>> BEGIN TEXT EXCERPT

Octoberon is the seventh studio album by Barclay James Harvest, released in 1976. The band had hoped that Elliot Mazer would again produce, but after hanging around in San Francisco for six weeks, they were forced to return home and produce it themselves.

In 2003 a remastered CD was issued with five bonus tracks. In 2017 a 3-disc CD/DVD special edition was released. This features new stereo and surround mixes in addition to the remastered originals, plus the 2003 bonus tracks, one new bonus track, and two videos.

Critical reception

In the UK music magazine Sounds, Tim Lott expressed his frustration with the album, saying, "Unfortunately, Octoberon is no major departure from [their] disappointing formula. But despite that, there are some fine, imaginative moments which point once again to the never-fulfilled potential." A review of the album, appearing in a January 1977 issue of Billboard magazine, said that Octoberon "has delivered an extremely accessible spacey-but-lyrical LP in the most popular style of Pink Floyd or Yes. There is nothing harsh or cultish about this music." In another mixed review, AllMusic's Paul Collins wrote that Octoberon lacks the harmonies evident in the band's earlier records, and that the album is "not up to the level of their best work, but worth a listen for fans."

>> END TEXT EXCERPT
>> BEGIN SUPPLIED INFORMATION

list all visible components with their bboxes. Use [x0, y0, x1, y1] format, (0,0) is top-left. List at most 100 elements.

>> END SUPPLIED INFORMATION

• _WHAT YOU NEED TO DO_:
1. List every publication that the Octoberon text names as having reviewed the album.
2. Decide whether each statement agrees with the Octoberon text, answering yes or no and quoting the deciding words of the text.
(a) Elliot Mazer produced Octoberon.
(b) The remastered CD issued in 2003 included five bonus tracks.
(c) The Billboard review likened the album to the style of Pink Floyd or Yes.
3. According to the Octoberon text, how long did the band stay in San Francisco before returning home?

• _SOLUTIONS PER TASK_:
1. Sounds, Billboard, AllMusic

2.
(a) No: "they were forced to return home and produce it themselves"
(b) Yes: "In 2003 a remastered CD was issued with five bonus tracks"
(c) Yes: "in the most popular style of Pink Floyd or Yes"

3. Six weeks.